▸ **AIM OF THE EXERCISE**: Repeat the records word for word, excluding any picture.

▸ **SUPPLIED INFORMATION**:
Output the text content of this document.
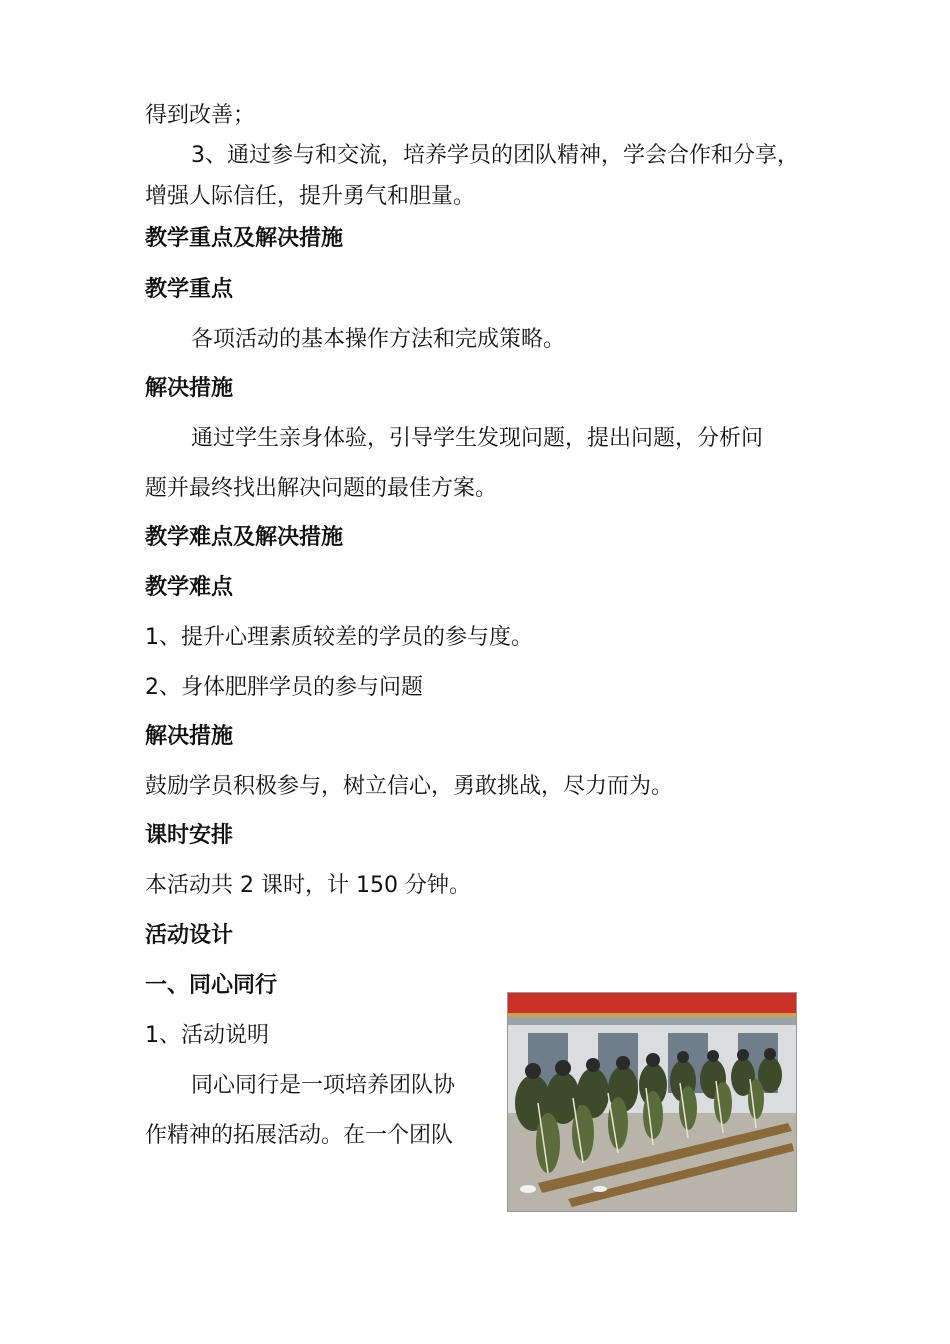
得到改善；
3、通过参与和交流，培养学员的团队精神，学会合作和分享，
增强人际信任，提升勇气和胆量。
教学重点及解决措施
教学重点
各项活动的基本操作方法和完成策略。
解决措施
通过学生亲身体验，引导学生发现问题，提出问题，分析问
题并最终找出解决问题的最佳方案。
教学难点及解决措施
教学难点
1、提升心理素质较差的学员的参与度。
2、身体肥胖学员的参与问题
解决措施
鼓励学员积极参与，树立信心，勇敢挑战，尽力而为。
课时安排
本活动共 2 课时，计 150 分钟。
活动设计
一、同心同行
1、活动说明
同心同行是一项培养团队协
作精神的拓展活动。在一个团队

▸ **RESULT**:
Output the text content of this document.
得到改善；
3、通过参与和交流，培养学员的团队精神，学会合作和分享，
增强人际信任，提升勇气和胆量。
教学重点及解决措施
教学重点
各项活动的基本操作方法和完成策略。
解决措施
通过学生亲身体验，引导学生发现问题，提出问题，分析问
题并最终找出解决问题的最佳方案。
教学难点及解决措施
教学难点
1、提升心理素质较差的学员的参与度。
2、身体肥胖学员的参与问题
解决措施
鼓励学员积极参与，树立信心，勇敢挑战，尽力而为。
课时安排
本活动共 2 课时，计 150 分钟。
活动设计
一、同心同行
1、活动说明
同心同行是一项培养团队协
作精神的拓展活动。在一个团队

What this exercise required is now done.